(EXERCISE DATA begins)

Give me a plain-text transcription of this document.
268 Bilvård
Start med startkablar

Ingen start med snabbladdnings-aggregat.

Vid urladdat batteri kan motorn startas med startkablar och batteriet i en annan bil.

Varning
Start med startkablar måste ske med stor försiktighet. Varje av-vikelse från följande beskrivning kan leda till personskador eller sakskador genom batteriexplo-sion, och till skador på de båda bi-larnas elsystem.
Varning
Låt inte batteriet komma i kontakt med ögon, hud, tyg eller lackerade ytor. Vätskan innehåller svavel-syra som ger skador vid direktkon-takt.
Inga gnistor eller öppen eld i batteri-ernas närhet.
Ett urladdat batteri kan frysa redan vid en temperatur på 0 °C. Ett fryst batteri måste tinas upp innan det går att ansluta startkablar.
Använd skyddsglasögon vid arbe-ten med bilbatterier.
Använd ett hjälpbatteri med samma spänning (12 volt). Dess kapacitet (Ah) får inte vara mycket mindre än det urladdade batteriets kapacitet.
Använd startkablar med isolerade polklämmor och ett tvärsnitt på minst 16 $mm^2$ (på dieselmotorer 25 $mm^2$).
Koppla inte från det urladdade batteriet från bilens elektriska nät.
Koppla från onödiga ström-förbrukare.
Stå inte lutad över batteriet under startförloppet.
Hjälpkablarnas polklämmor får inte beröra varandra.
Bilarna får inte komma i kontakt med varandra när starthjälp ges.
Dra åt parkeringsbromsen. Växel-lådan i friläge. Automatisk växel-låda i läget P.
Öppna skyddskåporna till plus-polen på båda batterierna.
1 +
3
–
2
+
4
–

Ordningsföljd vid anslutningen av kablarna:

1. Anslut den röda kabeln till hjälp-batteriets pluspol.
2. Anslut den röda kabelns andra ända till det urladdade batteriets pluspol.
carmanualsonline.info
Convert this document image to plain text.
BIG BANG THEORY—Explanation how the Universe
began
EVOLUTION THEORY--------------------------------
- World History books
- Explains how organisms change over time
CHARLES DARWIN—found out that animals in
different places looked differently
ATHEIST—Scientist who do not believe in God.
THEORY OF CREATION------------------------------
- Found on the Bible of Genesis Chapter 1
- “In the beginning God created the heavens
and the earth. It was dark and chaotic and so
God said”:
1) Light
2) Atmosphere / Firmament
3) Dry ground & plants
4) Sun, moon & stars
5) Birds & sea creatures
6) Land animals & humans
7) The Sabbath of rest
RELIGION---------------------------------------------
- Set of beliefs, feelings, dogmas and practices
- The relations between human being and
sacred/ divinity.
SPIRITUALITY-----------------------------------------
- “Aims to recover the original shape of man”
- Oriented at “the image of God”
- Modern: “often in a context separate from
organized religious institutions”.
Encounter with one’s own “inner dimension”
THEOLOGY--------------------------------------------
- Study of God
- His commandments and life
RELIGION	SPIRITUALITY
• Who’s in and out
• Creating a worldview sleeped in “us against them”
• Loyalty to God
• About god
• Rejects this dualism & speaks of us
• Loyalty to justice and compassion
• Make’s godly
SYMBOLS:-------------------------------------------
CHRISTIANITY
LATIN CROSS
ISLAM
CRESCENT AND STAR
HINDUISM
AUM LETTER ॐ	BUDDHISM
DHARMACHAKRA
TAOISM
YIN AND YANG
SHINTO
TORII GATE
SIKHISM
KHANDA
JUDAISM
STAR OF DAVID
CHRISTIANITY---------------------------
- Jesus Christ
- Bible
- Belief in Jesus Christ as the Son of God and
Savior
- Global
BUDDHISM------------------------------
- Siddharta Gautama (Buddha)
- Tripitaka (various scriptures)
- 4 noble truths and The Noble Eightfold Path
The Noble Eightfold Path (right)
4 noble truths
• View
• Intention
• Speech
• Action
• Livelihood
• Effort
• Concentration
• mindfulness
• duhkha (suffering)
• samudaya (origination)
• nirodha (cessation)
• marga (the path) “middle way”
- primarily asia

(EXERCISE DATA ends)

◆ TASK OBJECTIVE
Search the entries for the word "this", then copy every line in which it is found.

◆ PROBLEM SOLUTION
Give me a plain-text transcription of this document.
Convert this document image to plain text.
• Rejects this dualism & speaks of us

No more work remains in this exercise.